Problem statement: Reproduce the listing below verbatim from its first line through the line containing "legend-item-label: YES xyxy=(256,140,290,159)", including both of those lines.

══ Listing

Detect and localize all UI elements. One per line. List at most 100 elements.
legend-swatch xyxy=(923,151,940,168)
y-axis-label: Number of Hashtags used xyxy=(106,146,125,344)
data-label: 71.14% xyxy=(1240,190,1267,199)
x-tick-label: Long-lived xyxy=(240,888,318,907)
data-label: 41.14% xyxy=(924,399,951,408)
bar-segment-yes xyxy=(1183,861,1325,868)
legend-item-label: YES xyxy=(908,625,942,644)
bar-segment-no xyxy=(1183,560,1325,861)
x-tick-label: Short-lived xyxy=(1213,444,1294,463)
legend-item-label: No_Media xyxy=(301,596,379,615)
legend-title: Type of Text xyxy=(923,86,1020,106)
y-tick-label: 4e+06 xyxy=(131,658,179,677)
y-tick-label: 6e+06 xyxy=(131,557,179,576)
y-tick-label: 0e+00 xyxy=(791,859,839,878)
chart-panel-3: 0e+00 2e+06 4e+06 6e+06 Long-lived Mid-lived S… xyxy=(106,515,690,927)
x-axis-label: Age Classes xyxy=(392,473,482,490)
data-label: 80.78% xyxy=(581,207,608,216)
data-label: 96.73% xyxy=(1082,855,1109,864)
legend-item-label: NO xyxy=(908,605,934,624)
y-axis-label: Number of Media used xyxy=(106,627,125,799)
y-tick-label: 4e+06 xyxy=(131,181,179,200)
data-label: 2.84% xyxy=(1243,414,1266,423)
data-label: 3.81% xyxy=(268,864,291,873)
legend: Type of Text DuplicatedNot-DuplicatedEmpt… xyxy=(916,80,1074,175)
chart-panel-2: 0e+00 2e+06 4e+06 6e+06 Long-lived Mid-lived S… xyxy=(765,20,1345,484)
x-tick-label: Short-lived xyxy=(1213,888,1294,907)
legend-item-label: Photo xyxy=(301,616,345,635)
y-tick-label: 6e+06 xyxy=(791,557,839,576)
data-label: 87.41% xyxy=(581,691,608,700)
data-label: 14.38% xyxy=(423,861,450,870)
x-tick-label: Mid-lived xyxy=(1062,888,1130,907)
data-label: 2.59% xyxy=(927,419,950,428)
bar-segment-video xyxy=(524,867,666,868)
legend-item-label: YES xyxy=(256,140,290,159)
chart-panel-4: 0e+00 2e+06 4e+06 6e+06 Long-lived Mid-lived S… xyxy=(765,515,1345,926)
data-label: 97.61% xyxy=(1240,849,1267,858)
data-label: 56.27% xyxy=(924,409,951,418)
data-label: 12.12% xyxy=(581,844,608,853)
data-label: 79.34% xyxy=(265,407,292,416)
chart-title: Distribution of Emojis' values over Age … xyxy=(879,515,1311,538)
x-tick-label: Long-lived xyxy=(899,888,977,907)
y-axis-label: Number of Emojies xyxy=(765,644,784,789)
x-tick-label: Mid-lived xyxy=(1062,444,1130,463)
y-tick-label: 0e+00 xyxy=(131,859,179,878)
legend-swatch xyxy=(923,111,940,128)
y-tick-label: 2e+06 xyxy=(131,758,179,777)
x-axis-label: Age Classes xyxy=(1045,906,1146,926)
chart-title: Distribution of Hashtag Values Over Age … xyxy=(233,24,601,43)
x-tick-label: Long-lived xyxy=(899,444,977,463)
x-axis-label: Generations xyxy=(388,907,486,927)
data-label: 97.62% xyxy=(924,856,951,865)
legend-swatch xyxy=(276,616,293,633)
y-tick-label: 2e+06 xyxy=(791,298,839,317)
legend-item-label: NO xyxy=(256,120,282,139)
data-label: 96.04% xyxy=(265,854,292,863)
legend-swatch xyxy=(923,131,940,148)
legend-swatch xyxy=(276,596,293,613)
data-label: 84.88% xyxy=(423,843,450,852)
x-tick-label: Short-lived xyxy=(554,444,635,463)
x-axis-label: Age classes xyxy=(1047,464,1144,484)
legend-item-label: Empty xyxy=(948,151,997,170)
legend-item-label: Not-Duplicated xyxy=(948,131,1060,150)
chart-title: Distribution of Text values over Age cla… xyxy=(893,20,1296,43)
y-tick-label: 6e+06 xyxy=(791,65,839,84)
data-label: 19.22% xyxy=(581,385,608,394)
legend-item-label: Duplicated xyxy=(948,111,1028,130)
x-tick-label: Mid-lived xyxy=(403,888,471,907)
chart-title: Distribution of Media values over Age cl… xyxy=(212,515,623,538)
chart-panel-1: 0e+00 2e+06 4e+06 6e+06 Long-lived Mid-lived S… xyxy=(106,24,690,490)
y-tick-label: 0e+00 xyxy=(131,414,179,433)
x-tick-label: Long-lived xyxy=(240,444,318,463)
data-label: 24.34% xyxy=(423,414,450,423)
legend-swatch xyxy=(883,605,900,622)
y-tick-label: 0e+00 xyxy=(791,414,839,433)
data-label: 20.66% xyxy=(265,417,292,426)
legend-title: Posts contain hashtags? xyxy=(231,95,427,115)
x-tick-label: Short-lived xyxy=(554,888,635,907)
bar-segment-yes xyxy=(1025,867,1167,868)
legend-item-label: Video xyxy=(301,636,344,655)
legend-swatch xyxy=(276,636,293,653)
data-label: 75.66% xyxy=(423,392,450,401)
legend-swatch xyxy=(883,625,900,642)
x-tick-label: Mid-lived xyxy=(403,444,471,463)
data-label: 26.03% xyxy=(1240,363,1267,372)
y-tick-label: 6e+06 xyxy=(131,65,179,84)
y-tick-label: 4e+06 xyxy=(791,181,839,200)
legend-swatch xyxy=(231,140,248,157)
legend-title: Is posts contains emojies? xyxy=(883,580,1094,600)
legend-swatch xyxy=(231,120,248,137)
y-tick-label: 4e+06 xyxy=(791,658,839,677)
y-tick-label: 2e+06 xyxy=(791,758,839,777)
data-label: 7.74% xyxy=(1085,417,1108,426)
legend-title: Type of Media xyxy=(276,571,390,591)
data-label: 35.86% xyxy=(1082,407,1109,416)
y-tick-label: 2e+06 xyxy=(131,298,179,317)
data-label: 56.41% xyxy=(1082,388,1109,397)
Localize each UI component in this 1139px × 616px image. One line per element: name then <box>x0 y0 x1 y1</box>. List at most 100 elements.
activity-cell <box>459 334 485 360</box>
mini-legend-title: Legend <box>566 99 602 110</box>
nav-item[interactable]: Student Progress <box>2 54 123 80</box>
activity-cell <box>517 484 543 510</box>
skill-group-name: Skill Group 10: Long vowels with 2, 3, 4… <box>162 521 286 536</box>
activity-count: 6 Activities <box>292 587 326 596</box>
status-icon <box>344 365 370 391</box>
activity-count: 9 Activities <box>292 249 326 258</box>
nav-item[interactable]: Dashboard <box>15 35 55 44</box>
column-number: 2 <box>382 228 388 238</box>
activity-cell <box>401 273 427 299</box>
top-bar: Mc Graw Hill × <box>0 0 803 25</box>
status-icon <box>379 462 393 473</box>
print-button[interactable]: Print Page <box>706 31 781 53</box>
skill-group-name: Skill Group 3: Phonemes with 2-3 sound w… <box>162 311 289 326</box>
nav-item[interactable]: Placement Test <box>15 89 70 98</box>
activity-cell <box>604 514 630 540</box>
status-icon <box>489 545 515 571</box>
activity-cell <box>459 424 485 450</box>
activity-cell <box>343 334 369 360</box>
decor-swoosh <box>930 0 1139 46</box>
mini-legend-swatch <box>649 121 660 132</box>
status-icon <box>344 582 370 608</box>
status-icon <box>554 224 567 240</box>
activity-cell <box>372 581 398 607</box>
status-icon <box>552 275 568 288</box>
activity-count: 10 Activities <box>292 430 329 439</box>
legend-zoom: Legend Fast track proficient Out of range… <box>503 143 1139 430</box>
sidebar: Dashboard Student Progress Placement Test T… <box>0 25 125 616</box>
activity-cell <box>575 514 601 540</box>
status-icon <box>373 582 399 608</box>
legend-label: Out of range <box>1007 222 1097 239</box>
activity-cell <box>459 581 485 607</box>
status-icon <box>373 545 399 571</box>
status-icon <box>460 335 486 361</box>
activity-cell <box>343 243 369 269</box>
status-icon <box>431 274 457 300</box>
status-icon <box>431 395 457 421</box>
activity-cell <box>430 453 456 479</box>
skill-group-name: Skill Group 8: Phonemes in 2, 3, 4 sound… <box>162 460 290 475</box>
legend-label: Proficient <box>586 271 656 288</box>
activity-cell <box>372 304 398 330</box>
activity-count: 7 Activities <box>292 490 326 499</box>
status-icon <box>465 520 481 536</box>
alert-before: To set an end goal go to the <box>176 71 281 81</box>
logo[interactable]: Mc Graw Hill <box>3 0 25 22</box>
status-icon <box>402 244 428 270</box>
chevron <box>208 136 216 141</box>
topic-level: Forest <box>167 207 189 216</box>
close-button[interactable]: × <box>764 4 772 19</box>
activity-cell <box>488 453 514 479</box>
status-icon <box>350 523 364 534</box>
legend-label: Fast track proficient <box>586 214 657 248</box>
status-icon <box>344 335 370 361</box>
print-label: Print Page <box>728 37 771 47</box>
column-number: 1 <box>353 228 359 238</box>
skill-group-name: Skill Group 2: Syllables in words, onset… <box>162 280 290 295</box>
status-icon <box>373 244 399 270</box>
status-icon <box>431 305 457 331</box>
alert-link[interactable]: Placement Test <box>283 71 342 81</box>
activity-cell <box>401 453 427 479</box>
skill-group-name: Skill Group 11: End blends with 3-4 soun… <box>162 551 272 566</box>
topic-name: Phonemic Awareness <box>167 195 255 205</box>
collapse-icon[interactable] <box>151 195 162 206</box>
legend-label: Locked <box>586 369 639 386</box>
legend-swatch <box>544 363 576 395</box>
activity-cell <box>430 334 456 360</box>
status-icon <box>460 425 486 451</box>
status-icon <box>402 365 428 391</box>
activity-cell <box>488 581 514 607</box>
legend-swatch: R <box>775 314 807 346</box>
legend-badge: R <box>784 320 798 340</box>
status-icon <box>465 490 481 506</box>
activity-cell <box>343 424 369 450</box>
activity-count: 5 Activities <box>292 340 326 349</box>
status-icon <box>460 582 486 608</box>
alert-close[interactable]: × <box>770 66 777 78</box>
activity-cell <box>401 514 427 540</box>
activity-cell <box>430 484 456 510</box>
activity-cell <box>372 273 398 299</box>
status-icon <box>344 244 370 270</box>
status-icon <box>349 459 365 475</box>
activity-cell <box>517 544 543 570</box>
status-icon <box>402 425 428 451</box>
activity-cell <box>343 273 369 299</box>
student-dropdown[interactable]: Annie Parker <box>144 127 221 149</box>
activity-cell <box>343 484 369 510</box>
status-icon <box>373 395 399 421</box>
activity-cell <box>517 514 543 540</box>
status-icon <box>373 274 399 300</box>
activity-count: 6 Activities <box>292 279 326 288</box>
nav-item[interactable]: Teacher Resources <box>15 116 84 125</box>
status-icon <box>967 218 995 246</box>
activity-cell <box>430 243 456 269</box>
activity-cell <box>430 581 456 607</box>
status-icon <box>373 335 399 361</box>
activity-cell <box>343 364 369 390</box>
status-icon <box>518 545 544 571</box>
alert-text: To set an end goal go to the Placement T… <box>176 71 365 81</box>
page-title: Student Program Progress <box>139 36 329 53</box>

════

Answer to the exercise:
Detect and localize all UI elements. One per line. List at most 100 elements.
legend-swatch xyxy=(923,151,940,168)
y-axis-label: Number of Hashtags used xyxy=(106,146,125,344)
data-label: 71.14% xyxy=(1240,190,1267,199)
x-tick-label: Long-lived xyxy=(240,888,318,907)
data-label: 41.14% xyxy=(924,399,951,408)
bar-segment-yes xyxy=(1183,861,1325,868)
legend-item-label: YES xyxy=(908,625,942,644)
bar-segment-no xyxy=(1183,560,1325,861)
x-tick-label: Short-lived xyxy=(1213,444,1294,463)
legend-item-label: No_Media xyxy=(301,596,379,615)
legend-title: Type of Text xyxy=(923,86,1020,106)
y-tick-label: 4e+06 xyxy=(131,658,179,677)
y-tick-label: 6e+06 xyxy=(131,557,179,576)
y-tick-label: 0e+00 xyxy=(791,859,839,878)
chart-panel-3: 0e+00 2e+06 4e+06 6e+06 Long-lived Mid-lived S… xyxy=(106,515,690,927)
x-axis-label: Age Classes xyxy=(392,473,482,490)
data-label: 80.78% xyxy=(581,207,608,216)
data-label: 96.73% xyxy=(1082,855,1109,864)
legend-item-label: NO xyxy=(908,605,934,624)
y-axis-label: Number of Media used xyxy=(106,627,125,799)
y-tick-label: 4e+06 xyxy=(131,181,179,200)
data-label: 2.84% xyxy=(1243,414,1266,423)
data-label: 3.81% xyxy=(268,864,291,873)
legend: Type of Text DuplicatedNot-DuplicatedEmpt… xyxy=(916,80,1074,175)
chart-panel-2: 0e+00 2e+06 4e+06 6e+06 Long-lived Mid-lived S… xyxy=(765,20,1345,484)
x-tick-label: Short-lived xyxy=(1213,888,1294,907)
legend-item-label: Photo xyxy=(301,616,345,635)
y-tick-label: 6e+06 xyxy=(791,557,839,576)
data-label: 87.41% xyxy=(581,691,608,700)
data-label: 14.38% xyxy=(423,861,450,870)
x-tick-label: Mid-lived xyxy=(1062,888,1130,907)
data-label: 2.59% xyxy=(927,419,950,428)
bar-segment-video xyxy=(524,867,666,868)
legend-item-label: YES xyxy=(256,140,290,159)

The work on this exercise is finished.